[Objective]
Transcribe all of the records word for word, but omit the pictures.
++++
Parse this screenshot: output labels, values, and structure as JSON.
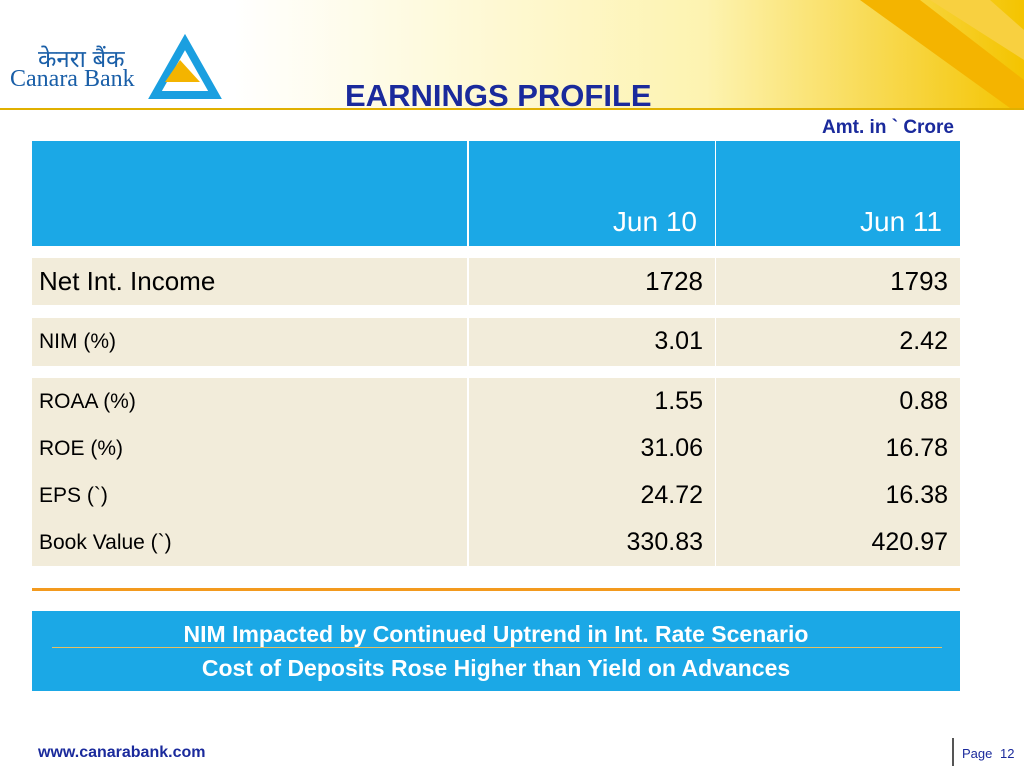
{
  "header": {
    "logo_hindi": "केनरा बैंक",
    "logo_english": "Canara Bank",
    "title": "EARNINGS PROFILE",
    "unit": "Amt. in ` Crore"
  },
  "table": {
    "columns": [
      "Jun 10",
      "Jun 11"
    ],
    "groups": [
      [
        [
          "Net Int. Income",
          "1728",
          "1793"
        ]
      ],
      [
        [
          "NIM (%)",
          "3.01",
          "2.42"
        ]
      ],
      [
        [
          "ROAA (%)",
          "1.55",
          "0.88"
        ],
        [
          "ROE (%)",
          "31.06",
          "16.78"
        ],
        [
          "EPS (`)",
          "24.72",
          "16.38"
        ],
        [
          "Book Value (`)",
          "330.83",
          "420.97"
        ]
      ]
    ]
  },
  "notes": [
    "NIM Impacted by Continued Uptrend in Int. Rate Scenario",
    "Cost of Deposits Rose Higher than Yield on Advances"
  ],
  "footer": {
    "website": "www.canarabank.com",
    "page_label": "Page",
    "page_number": "12"
  }
}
++++
[Response]
Parse this screenshot: output labels, values, and structure as JSON.
{
  "header": {
    "logo_hindi": "केनरा बैंक",
    "logo_english": "Canara Bank",
    "title": "EARNINGS PROFILE",
    "unit": "Amt. in ` Crore"
  },
  "table": {
    "columns": [
      "Jun 10",
      "Jun 11"
    ],
    "groups": [
      [
        [
          "Net Int. Income",
          "1728",
          "1793"
        ]
      ],
      [
        [
          "NIM (%)",
          "3.01",
          "2.42"
        ]
      ],
      [
        [
          "ROAA (%)",
          "1.55",
          "0.88"
        ],
        [
          "ROE (%)",
          "31.06",
          "16.78"
        ],
        [
          "EPS (`)",
          "24.72",
          "16.38"
        ],
        [
          "Book Value (`)",
          "330.83",
          "420.97"
        ]
      ]
    ]
  },
  "notes": [
    "NIM Impacted by Continued Uptrend in Int. Rate Scenario",
    "Cost of Deposits Rose Higher than Yield on Advances"
  ],
  "footer": {
    "website": "www.canarabank.com",
    "page_label": "Page",
    "page_number": "12"
  }
}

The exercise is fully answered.